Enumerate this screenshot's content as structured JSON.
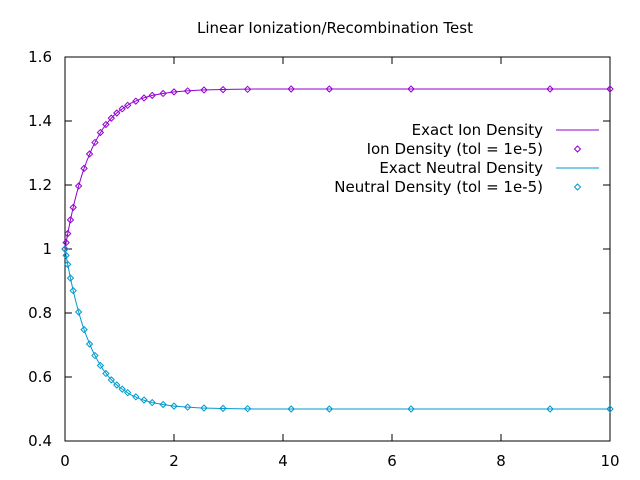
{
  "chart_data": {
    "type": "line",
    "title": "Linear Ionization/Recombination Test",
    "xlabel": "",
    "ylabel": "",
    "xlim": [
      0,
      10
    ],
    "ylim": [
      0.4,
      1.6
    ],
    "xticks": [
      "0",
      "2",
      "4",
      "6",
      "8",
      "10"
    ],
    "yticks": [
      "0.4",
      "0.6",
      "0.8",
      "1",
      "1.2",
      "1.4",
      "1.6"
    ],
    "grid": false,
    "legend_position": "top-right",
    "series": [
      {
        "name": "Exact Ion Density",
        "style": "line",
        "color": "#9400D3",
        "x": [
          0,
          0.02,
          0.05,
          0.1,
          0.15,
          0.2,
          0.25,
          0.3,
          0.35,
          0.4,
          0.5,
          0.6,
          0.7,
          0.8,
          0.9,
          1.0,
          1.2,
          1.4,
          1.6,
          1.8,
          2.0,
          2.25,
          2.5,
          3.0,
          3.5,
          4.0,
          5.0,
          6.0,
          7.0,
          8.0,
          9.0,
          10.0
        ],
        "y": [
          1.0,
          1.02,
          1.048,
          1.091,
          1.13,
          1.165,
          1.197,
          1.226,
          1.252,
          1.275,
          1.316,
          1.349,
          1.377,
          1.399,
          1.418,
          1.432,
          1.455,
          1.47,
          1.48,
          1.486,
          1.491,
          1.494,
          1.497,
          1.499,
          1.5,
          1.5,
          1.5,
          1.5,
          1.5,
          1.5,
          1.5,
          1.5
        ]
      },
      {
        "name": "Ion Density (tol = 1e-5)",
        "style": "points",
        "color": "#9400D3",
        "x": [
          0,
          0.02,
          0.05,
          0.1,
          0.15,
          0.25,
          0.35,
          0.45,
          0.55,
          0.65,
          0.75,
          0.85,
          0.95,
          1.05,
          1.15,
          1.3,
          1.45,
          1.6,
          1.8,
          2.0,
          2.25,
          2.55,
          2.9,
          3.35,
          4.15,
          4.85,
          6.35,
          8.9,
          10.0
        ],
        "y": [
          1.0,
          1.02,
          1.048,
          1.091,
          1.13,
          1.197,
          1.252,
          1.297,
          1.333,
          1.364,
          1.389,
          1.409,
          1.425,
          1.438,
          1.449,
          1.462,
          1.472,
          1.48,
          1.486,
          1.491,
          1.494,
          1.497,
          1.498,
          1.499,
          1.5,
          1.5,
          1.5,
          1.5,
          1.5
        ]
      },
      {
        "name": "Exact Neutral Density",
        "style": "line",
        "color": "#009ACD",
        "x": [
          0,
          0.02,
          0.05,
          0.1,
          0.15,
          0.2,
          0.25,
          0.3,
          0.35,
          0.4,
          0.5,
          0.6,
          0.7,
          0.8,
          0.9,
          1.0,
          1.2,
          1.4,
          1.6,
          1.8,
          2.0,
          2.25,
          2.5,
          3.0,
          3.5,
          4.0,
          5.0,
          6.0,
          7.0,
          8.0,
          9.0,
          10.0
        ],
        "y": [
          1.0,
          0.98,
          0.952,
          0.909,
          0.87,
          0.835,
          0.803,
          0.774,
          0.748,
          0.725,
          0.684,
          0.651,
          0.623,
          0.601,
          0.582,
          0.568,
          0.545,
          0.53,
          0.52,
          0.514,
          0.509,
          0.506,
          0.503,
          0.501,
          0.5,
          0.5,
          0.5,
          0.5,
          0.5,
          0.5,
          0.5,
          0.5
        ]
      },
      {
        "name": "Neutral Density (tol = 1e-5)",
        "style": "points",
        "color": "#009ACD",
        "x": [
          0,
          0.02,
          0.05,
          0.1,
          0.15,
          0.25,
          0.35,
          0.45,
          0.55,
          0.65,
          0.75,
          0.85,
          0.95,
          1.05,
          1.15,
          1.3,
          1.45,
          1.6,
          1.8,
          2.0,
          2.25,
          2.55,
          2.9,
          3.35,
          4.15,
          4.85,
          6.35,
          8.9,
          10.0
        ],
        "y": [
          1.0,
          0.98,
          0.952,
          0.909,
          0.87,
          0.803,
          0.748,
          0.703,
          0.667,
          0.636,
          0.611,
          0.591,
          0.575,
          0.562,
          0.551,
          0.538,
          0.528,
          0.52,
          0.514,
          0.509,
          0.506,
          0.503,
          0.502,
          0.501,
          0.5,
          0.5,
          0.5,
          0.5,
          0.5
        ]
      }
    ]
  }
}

----------------

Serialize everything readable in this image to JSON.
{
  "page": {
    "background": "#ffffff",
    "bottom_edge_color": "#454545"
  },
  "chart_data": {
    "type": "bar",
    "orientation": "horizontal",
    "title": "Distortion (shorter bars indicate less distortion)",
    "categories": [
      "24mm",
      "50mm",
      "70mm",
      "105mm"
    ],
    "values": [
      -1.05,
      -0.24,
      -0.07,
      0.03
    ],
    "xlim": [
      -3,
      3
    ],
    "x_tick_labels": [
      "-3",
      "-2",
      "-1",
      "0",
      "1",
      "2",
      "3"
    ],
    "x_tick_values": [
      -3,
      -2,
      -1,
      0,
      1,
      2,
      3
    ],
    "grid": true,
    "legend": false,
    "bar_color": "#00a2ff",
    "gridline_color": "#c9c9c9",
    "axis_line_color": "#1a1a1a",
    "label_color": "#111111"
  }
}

----------------

#### [Request]
For the entries above, state how many lines contain the word "JSON". Provide the number by itself.

#### [Exercise response]
2